Answer with nothing but the number of lines that include the word "People".
*** DATASET ROWS ***
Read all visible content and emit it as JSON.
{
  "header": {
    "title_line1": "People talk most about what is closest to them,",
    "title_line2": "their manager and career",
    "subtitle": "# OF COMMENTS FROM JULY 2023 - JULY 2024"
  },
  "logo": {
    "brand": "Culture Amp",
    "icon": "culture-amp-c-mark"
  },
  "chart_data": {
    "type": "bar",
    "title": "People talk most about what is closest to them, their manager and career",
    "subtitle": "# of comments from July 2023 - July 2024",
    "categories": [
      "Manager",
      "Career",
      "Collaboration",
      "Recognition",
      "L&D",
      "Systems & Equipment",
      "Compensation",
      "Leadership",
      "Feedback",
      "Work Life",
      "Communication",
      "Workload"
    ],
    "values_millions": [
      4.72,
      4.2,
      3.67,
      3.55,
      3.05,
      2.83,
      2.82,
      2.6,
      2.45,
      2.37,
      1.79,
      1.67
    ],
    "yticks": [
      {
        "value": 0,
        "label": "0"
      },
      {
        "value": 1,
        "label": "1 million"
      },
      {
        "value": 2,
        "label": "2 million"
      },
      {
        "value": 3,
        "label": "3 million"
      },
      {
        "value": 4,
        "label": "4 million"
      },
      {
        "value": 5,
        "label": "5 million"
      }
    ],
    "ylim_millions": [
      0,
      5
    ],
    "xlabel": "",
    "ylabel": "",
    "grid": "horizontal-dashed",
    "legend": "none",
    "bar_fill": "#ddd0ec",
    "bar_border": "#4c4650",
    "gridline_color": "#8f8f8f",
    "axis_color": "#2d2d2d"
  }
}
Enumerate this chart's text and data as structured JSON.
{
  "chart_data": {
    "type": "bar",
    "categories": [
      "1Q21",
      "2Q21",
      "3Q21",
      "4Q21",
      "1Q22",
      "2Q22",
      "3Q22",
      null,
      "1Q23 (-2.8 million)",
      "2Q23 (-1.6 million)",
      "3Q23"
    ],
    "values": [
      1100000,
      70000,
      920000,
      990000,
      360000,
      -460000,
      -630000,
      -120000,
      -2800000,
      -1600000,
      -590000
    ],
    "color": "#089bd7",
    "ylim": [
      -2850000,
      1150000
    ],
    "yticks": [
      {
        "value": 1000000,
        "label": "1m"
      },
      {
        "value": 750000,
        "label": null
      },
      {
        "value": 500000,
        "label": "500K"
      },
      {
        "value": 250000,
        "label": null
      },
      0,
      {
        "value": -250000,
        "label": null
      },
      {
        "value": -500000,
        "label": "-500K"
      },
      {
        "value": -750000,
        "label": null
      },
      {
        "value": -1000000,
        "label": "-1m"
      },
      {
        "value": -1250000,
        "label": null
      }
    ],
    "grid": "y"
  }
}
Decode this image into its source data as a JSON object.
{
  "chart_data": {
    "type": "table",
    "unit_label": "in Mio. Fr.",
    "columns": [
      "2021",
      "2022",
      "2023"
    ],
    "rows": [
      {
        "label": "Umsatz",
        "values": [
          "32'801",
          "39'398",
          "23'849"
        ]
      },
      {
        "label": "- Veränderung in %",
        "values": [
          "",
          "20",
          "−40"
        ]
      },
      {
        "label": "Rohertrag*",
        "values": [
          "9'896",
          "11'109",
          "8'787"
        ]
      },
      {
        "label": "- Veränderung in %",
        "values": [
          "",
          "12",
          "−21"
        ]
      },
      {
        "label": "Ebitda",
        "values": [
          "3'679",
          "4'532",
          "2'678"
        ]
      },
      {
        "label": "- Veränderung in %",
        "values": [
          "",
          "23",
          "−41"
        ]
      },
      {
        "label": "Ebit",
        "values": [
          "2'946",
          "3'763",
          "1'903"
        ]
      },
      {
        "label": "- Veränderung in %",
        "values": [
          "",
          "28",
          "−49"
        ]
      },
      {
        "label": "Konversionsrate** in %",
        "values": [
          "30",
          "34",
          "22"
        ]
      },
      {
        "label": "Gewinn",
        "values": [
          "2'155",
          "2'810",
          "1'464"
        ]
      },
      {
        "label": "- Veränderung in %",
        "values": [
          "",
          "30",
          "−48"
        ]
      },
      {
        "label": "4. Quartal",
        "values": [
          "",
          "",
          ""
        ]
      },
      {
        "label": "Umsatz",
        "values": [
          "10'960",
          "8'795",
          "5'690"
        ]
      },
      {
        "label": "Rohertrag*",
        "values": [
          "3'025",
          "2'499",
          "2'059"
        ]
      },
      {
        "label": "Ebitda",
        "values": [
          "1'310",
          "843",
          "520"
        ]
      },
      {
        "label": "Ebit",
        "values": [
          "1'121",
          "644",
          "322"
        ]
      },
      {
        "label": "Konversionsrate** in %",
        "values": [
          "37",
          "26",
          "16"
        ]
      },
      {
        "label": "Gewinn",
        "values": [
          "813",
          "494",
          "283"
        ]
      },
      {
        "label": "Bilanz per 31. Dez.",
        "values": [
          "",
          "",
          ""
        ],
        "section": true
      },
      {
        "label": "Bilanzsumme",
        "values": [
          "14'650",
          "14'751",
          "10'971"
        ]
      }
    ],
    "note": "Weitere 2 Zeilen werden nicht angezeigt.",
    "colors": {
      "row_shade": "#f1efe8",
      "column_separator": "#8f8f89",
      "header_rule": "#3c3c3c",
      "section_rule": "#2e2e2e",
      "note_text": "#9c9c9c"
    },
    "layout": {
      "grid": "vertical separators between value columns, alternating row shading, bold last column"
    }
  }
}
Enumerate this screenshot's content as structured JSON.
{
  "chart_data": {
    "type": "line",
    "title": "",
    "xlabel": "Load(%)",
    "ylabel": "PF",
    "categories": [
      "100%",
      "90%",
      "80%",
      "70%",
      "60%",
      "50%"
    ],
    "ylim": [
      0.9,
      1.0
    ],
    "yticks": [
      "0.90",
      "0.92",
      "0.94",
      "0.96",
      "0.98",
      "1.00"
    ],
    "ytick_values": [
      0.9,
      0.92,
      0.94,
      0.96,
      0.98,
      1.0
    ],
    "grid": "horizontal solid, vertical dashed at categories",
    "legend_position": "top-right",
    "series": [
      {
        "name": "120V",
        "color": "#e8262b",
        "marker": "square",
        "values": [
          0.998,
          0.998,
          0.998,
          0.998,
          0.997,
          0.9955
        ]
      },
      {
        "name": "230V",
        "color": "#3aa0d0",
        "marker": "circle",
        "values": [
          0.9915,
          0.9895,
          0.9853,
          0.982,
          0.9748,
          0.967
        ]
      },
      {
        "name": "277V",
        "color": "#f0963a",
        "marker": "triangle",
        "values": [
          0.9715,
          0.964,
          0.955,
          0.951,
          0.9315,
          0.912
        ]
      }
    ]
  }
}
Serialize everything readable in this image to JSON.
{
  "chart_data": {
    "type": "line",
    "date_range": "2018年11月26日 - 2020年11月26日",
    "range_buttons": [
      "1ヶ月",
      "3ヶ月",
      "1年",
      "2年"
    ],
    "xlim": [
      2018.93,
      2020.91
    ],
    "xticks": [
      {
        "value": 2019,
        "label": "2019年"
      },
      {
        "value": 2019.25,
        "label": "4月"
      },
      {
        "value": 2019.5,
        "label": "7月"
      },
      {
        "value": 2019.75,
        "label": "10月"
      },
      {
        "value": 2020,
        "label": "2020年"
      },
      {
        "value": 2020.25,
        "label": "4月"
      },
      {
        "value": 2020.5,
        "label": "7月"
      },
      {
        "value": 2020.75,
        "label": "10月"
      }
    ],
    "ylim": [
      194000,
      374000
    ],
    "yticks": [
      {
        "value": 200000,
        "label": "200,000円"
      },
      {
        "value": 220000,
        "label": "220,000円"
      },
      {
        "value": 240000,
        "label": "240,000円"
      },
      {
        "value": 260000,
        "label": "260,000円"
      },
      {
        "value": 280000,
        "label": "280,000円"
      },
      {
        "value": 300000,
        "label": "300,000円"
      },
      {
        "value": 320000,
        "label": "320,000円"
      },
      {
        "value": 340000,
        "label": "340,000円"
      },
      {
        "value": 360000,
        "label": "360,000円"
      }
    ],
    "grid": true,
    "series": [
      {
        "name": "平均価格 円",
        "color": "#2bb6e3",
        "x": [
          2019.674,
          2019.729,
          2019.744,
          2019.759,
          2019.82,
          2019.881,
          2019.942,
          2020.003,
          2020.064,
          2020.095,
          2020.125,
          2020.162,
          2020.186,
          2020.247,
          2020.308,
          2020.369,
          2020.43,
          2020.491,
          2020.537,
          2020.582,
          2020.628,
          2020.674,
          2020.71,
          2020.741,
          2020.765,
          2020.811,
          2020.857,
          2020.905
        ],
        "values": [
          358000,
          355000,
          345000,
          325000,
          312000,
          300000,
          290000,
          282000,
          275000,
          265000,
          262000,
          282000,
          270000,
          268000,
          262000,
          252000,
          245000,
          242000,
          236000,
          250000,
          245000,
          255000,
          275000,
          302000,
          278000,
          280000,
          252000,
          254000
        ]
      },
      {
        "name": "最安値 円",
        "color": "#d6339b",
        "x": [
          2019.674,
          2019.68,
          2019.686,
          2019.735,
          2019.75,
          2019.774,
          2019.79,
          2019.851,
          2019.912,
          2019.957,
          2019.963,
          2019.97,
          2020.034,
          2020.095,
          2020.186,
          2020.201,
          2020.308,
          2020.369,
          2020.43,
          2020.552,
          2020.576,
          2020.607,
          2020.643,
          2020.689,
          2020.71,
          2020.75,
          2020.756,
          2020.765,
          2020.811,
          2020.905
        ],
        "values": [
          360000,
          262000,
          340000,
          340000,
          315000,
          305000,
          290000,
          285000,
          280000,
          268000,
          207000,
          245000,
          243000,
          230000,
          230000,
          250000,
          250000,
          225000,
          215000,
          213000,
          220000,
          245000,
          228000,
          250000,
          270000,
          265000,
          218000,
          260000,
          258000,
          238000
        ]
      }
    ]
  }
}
***
THE OUTPUT: 2